* BEGIN PROVIDED RECORDS *

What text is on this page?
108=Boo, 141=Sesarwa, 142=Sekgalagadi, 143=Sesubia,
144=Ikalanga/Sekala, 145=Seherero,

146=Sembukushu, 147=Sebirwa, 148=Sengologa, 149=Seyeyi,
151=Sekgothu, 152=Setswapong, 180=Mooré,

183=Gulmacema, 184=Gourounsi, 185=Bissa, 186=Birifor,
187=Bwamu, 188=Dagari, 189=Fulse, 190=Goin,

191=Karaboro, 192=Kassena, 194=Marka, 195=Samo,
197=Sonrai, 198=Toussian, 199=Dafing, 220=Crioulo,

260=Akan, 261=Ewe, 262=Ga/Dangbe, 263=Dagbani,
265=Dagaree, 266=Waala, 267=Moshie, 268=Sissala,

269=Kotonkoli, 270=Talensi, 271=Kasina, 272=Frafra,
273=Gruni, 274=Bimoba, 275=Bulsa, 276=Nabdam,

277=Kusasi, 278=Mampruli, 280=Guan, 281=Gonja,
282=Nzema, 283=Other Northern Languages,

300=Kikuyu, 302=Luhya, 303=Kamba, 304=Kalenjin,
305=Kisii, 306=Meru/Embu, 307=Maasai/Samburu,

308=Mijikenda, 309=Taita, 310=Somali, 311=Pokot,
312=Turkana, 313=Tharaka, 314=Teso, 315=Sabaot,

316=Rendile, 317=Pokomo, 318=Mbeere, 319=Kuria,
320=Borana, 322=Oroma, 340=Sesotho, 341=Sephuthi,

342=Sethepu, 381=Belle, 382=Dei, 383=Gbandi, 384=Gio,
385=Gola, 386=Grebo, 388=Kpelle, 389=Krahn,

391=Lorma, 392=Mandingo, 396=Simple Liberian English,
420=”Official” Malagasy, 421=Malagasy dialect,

* END PROVIDED RECORDS *

— EXERCISE DIRECTIONS —
Return each line of the data exactly as written above.

— ANSWER TO THIS TASK —
What text is on this page?
108=Boo, 141=Sesarwa, 142=Sekgalagadi, 143=Sesubia,
144=Ikalanga/Sekala, 145=Seherero,

146=Sembukushu, 147=Sebirwa, 148=Sengologa, 149=Seyeyi,
151=Sekgothu, 152=Setswapong, 180=Mooré,

183=Gulmacema, 184=Gourounsi, 185=Bissa, 186=Birifor,
187=Bwamu, 188=Dagari, 189=Fulse, 190=Goin,

191=Karaboro, 192=Kassena, 194=Marka, 195=Samo,
197=Sonrai, 198=Toussian, 199=Dafing, 220=Crioulo,

260=Akan, 261=Ewe, 262=Ga/Dangbe, 263=Dagbani,
265=Dagaree, 266=Waala, 267=Moshie, 268=Sissala,

269=Kotonkoli, 270=Talensi, 271=Kasina, 272=Frafra,
273=Gruni, 274=Bimoba, 275=Bulsa, 276=Nabdam,

277=Kusasi, 278=Mampruli, 280=Guan, 281=Gonja,
282=Nzema, 283=Other Northern Languages,

300=Kikuyu, 302=Luhya, 303=Kamba, 304=Kalenjin,
305=Kisii, 306=Meru/Embu, 307=Maasai/Samburu,

308=Mijikenda, 309=Taita, 310=Somali, 311=Pokot,
312=Turkana, 313=Tharaka, 314=Teso, 315=Sabaot,

316=Rendile, 317=Pokomo, 318=Mbeere, 319=Kuria,
320=Borana, 322=Oroma, 340=Sesotho, 341=Sephuthi,

342=Sethepu, 381=Belle, 382=Dei, 383=Gbandi, 384=Gio,
385=Gola, 386=Grebo, 388=Kpelle, 389=Krahn,

391=Lorma, 392=Mandingo, 396=Simple Liberian English,
420=”Official” Malagasy, 421=Malagasy dialect,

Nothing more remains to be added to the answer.